# OBJECTIVE
Return the data exactly, with all pictures removed.

(Excerpts from a figure dataset)
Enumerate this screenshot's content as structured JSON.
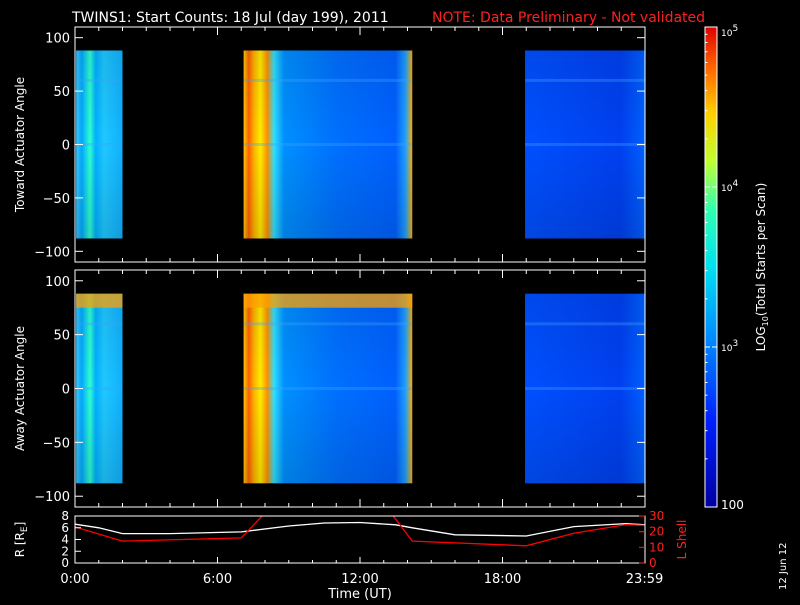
{
  "title": "TWINS1: Start Counts: 18 Jul (day 199), 2011",
  "note": "NOTE: Data Preliminary - Not validated",
  "date_stamp": "12 Jun 12",
  "colorbar": {
    "label_parts": [
      "LOG",
      "10",
      "(Total Starts per Scan)"
    ],
    "ticks": [
      {
        "value": 100,
        "base": "100",
        "exp": ""
      },
      {
        "value": 1000,
        "base": "10",
        "exp": "3"
      },
      {
        "value": 10000,
        "base": "10",
        "exp": "4"
      },
      {
        "value": 100000,
        "base": "10",
        "exp": "5"
      }
    ],
    "range": [
      100,
      100000
    ],
    "scale": "log"
  },
  "chart_data": [
    {
      "type": "heatmap",
      "ylabel": "Toward Actuator Angle",
      "xlim": [
        0,
        24
      ],
      "ylim": [
        -110,
        110
      ],
      "yticks": [
        -100,
        -50,
        0,
        50,
        100
      ],
      "data_y_range": [
        -88,
        88
      ],
      "segments": [
        {
          "x_start": 0.05,
          "x_end": 2.0
        },
        {
          "x_start": 7.1,
          "x_end": 14.2
        },
        {
          "x_start": 18.95,
          "x_end": 23.99
        }
      ]
    },
    {
      "type": "heatmap",
      "ylabel": "Away Actuator Angle",
      "xlim": [
        0,
        24
      ],
      "ylim": [
        -110,
        110
      ],
      "yticks": [
        -100,
        -50,
        0,
        50,
        100
      ],
      "data_y_range": [
        -88,
        88
      ],
      "segments": [
        {
          "x_start": 0.05,
          "x_end": 2.0
        },
        {
          "x_start": 7.1,
          "x_end": 14.2
        },
        {
          "x_start": 18.95,
          "x_end": 23.99
        }
      ]
    },
    {
      "type": "line",
      "xlabel": "Time (UT)",
      "xlim": [
        0,
        24
      ],
      "xticks": [
        {
          "value": 0,
          "label": "0:00"
        },
        {
          "value": 6,
          "label": "6:00"
        },
        {
          "value": 12,
          "label": "12:00"
        },
        {
          "value": 18,
          "label": "18:00"
        },
        {
          "value": 23.98,
          "label": "23:59"
        }
      ],
      "left_axis": {
        "label_main": "R [R",
        "label_sub": "E",
        "label_end": "]",
        "ylim": [
          0,
          8
        ],
        "ticks": [
          0,
          2,
          4,
          6,
          8
        ]
      },
      "right_axis": {
        "label": "L Shell",
        "ylim": [
          0,
          30
        ],
        "ticks": [
          0,
          10,
          20,
          30
        ]
      },
      "series": [
        {
          "axis": "left",
          "color": "#ffffff",
          "x": [
            0,
            1,
            2,
            4,
            7,
            9,
            10.5,
            12,
            13.5,
            14.2,
            16,
            19,
            21,
            23.2,
            24
          ],
          "y": [
            6.6,
            6.0,
            5.0,
            5.0,
            5.3,
            6.3,
            6.8,
            6.9,
            6.5,
            6.0,
            4.8,
            4.6,
            6.2,
            6.7,
            6.5
          ]
        },
        {
          "axis": "right",
          "color": "#ff0000",
          "x": [
            0,
            2,
            7,
            8.5,
            12.9,
            14.2,
            19,
            21,
            23.2,
            24
          ],
          "y": [
            23,
            14,
            16,
            40,
            40,
            14,
            11,
            19,
            24.5,
            24
          ]
        }
      ]
    }
  ]
}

# RESULT
Enumerate this screenshot's content as structured JSON.
{
  "title": "TWINS1: Start Counts: 18 Jul (day 199), 2011",
  "note": "NOTE: Data Preliminary - Not validated",
  "date_stamp": "12 Jun 12",
  "colorbar": {
    "label_parts": [
      "LOG",
      "10",
      "(Total Starts per Scan)"
    ],
    "ticks": [
      {
        "value": 100,
        "base": "100",
        "exp": ""
      },
      {
        "value": 1000,
        "base": "10",
        "exp": "3"
      },
      {
        "value": 10000,
        "base": "10",
        "exp": "4"
      },
      {
        "value": 100000,
        "base": "10",
        "exp": "5"
      }
    ],
    "range": [
      100,
      100000
    ],
    "scale": "log"
  },
  "chart_data": [
    {
      "type": "heatmap",
      "ylabel": "Toward Actuator Angle",
      "xlim": [
        0,
        24
      ],
      "ylim": [
        -110,
        110
      ],
      "yticks": [
        -100,
        -50,
        0,
        50,
        100
      ],
      "data_y_range": [
        -88,
        88
      ],
      "segments": [
        {
          "x_start": 0.05,
          "x_end": 2.0
        },
        {
          "x_start": 7.1,
          "x_end": 14.2
        },
        {
          "x_start": 18.95,
          "x_end": 23.99
        }
      ]
    },
    {
      "type": "heatmap",
      "ylabel": "Away Actuator Angle",
      "xlim": [
        0,
        24
      ],
      "ylim": [
        -110,
        110
      ],
      "yticks": [
        -100,
        -50,
        0,
        50,
        100
      ],
      "data_y_range": [
        -88,
        88
      ],
      "segments": [
        {
          "x_start": 0.05,
          "x_end": 2.0
        },
        {
          "x_start": 7.1,
          "x_end": 14.2
        },
        {
          "x_start": 18.95,
          "x_end": 23.99
        }
      ]
    },
    {
      "type": "line",
      "xlabel": "Time (UT)",
      "xlim": [
        0,
        24
      ],
      "xticks": [
        {
          "value": 0,
          "label": "0:00"
        },
        {
          "value": 6,
          "label": "6:00"
        },
        {
          "value": 12,
          "label": "12:00"
        },
        {
          "value": 18,
          "label": "18:00"
        },
        {
          "value": 23.98,
          "label": "23:59"
        }
      ],
      "left_axis": {
        "label_main": "R [R",
        "label_sub": "E",
        "label_end": "]",
        "ylim": [
          0,
          8
        ],
        "ticks": [
          0,
          2,
          4,
          6,
          8
        ]
      },
      "right_axis": {
        "label": "L Shell",
        "ylim": [
          0,
          30
        ],
        "ticks": [
          0,
          10,
          20,
          30
        ]
      },
      "series": [
        {
          "axis": "left",
          "color": "#ffffff",
          "x": [
            0,
            1,
            2,
            4,
            7,
            9,
            10.5,
            12,
            13.5,
            14.2,
            16,
            19,
            21,
            23.2,
            24
          ],
          "y": [
            6.6,
            6.0,
            5.0,
            5.0,
            5.3,
            6.3,
            6.8,
            6.9,
            6.5,
            6.0,
            4.8,
            4.6,
            6.2,
            6.7,
            6.5
          ]
        },
        {
          "axis": "right",
          "color": "#ff0000",
          "x": [
            0,
            2,
            7,
            8.5,
            12.9,
            14.2,
            19,
            21,
            23.2,
            24
          ],
          "y": [
            23,
            14,
            16,
            40,
            40,
            14,
            11,
            19,
            24.5,
            24
          ]
        }
      ]
    }
  ]
}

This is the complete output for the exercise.